Exercise description: Reproduce each line bearing the word "this".
--- BEGIN Information provided ---
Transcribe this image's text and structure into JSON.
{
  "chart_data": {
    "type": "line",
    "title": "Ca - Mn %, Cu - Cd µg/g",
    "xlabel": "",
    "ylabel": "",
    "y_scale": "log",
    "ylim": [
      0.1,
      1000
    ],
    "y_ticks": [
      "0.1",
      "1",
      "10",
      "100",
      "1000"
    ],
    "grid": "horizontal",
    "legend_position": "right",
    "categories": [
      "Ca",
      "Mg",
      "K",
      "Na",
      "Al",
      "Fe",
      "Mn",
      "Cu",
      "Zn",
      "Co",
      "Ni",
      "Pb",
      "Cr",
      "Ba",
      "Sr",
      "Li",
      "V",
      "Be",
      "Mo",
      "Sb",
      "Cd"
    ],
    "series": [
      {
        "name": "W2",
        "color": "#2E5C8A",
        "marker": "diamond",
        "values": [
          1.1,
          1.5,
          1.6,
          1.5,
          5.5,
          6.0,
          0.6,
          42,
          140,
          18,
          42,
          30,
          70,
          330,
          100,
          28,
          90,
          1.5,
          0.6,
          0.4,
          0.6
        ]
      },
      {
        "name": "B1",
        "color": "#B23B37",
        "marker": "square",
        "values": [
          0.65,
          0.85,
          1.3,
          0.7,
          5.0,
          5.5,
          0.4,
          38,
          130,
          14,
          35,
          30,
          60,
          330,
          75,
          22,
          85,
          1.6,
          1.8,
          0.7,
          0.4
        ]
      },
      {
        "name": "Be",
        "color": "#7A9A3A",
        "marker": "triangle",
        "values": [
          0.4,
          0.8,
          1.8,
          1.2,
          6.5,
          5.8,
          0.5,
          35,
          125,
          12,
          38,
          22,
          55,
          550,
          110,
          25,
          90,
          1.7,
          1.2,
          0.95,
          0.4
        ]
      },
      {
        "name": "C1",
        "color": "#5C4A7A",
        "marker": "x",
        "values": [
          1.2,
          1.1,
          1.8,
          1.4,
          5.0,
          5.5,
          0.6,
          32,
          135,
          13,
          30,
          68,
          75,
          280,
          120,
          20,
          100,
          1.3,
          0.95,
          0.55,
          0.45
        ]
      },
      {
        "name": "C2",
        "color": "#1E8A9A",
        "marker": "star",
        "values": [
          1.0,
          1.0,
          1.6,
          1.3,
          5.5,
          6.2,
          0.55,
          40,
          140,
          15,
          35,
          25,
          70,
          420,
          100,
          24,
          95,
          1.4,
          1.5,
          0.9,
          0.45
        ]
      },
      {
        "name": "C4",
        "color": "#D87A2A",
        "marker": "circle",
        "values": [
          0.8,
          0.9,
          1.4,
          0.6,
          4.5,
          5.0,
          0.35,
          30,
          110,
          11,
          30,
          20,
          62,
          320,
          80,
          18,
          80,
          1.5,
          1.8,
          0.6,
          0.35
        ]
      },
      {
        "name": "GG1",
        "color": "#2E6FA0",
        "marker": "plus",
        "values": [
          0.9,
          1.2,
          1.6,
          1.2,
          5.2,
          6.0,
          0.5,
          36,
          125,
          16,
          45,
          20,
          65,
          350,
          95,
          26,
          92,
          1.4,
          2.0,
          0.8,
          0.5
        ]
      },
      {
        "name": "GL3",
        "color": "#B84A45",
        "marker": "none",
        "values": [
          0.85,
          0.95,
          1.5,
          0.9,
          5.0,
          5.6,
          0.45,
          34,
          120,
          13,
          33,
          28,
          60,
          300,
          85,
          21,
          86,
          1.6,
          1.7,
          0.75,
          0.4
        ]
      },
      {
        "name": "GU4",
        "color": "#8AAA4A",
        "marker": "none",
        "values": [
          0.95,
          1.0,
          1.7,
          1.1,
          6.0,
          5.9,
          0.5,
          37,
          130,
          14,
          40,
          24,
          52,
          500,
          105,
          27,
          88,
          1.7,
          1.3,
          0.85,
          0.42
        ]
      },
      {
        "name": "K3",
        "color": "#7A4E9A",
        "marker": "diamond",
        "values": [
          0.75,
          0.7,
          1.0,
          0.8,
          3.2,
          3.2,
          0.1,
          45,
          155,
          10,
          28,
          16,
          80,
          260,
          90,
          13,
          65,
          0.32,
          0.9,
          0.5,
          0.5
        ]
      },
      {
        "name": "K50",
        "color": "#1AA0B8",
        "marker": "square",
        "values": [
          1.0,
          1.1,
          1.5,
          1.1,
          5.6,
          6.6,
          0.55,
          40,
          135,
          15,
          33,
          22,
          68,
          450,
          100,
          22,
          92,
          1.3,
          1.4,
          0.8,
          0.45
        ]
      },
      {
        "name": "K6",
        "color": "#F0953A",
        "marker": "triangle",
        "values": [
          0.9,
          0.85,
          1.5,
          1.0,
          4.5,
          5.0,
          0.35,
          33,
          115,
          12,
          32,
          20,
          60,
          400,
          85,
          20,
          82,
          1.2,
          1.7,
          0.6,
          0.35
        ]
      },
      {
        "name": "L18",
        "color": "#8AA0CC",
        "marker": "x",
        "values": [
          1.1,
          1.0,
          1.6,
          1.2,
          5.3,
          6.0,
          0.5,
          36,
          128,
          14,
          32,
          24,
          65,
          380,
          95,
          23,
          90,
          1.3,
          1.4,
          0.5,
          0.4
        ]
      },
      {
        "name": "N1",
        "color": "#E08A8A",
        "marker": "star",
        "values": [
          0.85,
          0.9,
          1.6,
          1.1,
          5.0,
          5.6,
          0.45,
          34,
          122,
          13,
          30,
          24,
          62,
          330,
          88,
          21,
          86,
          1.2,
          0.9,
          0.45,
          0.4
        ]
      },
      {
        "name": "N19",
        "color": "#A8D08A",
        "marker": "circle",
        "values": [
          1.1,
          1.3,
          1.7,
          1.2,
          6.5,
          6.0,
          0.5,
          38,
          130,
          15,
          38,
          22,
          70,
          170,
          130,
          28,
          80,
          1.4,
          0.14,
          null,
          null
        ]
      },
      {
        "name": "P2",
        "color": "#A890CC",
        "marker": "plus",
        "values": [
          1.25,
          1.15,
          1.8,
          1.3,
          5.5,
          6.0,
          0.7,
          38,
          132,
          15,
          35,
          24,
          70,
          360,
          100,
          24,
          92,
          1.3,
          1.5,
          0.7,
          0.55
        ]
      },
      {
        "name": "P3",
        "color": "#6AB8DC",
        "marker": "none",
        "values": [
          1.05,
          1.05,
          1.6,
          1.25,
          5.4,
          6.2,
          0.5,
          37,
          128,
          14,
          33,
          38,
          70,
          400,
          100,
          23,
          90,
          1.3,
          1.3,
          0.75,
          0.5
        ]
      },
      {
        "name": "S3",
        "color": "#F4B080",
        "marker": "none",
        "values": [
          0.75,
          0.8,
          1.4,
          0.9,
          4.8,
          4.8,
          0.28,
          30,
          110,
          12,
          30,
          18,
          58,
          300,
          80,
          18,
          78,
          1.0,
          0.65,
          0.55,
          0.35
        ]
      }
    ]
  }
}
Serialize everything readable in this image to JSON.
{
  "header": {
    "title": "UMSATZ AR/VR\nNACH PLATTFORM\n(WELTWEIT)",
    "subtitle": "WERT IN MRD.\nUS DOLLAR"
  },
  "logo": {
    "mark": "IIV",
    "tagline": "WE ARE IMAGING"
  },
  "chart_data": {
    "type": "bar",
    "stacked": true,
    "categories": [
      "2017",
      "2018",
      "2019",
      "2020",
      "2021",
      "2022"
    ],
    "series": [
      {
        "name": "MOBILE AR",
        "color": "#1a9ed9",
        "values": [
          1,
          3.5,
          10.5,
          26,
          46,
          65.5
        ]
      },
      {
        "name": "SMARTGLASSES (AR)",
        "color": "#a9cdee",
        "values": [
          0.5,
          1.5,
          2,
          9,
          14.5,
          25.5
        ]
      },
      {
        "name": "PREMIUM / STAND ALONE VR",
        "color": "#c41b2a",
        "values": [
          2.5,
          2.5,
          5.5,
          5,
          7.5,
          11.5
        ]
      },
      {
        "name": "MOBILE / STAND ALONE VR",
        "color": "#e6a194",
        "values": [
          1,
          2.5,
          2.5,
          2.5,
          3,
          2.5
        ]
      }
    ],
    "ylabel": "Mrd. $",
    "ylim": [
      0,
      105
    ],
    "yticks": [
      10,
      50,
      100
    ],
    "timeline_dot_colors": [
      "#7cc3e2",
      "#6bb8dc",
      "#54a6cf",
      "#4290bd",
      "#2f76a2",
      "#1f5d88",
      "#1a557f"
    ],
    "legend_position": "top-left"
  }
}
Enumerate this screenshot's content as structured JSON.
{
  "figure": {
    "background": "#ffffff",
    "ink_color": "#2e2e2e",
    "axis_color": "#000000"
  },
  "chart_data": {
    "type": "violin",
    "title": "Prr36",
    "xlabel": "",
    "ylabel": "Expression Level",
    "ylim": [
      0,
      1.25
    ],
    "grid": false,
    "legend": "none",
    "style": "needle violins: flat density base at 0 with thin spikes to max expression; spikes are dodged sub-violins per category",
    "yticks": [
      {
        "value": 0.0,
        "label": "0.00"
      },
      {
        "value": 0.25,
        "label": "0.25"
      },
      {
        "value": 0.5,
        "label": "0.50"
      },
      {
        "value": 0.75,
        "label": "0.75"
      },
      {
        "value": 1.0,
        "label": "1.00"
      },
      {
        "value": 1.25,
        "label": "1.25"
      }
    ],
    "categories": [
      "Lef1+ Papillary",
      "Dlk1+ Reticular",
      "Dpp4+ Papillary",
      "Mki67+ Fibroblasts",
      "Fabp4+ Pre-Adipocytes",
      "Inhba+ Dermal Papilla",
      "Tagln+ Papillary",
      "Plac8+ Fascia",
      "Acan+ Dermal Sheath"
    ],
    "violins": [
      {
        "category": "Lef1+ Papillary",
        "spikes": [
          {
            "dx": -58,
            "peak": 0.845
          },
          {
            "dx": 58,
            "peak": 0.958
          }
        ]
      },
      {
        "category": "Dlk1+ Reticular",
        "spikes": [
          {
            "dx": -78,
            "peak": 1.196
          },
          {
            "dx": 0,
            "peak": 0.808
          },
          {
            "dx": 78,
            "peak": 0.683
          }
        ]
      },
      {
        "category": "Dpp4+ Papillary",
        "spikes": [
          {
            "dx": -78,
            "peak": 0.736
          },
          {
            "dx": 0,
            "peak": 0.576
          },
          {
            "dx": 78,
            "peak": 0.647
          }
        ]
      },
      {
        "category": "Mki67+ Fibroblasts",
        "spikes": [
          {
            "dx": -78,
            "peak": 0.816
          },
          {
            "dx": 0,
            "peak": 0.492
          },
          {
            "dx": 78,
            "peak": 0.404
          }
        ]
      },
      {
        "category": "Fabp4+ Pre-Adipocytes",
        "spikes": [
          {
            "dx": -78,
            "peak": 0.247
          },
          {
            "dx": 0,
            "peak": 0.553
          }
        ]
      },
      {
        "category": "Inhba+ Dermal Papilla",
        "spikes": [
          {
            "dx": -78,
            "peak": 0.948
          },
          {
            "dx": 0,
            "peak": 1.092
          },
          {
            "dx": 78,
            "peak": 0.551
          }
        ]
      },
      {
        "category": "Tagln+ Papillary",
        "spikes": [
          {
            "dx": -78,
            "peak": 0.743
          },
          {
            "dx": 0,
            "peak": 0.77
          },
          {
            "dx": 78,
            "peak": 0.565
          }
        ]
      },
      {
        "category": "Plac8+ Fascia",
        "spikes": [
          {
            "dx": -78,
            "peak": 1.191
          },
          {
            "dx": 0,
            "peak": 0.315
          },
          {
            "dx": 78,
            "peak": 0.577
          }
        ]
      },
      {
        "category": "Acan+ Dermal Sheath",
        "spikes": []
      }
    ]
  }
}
--- END Information provided ---
Exercise output:
Transcribe this image's text and structure into JSON.
Serialize everything readable in this image to JSON.
Enumerate this screenshot's content as structured JSON.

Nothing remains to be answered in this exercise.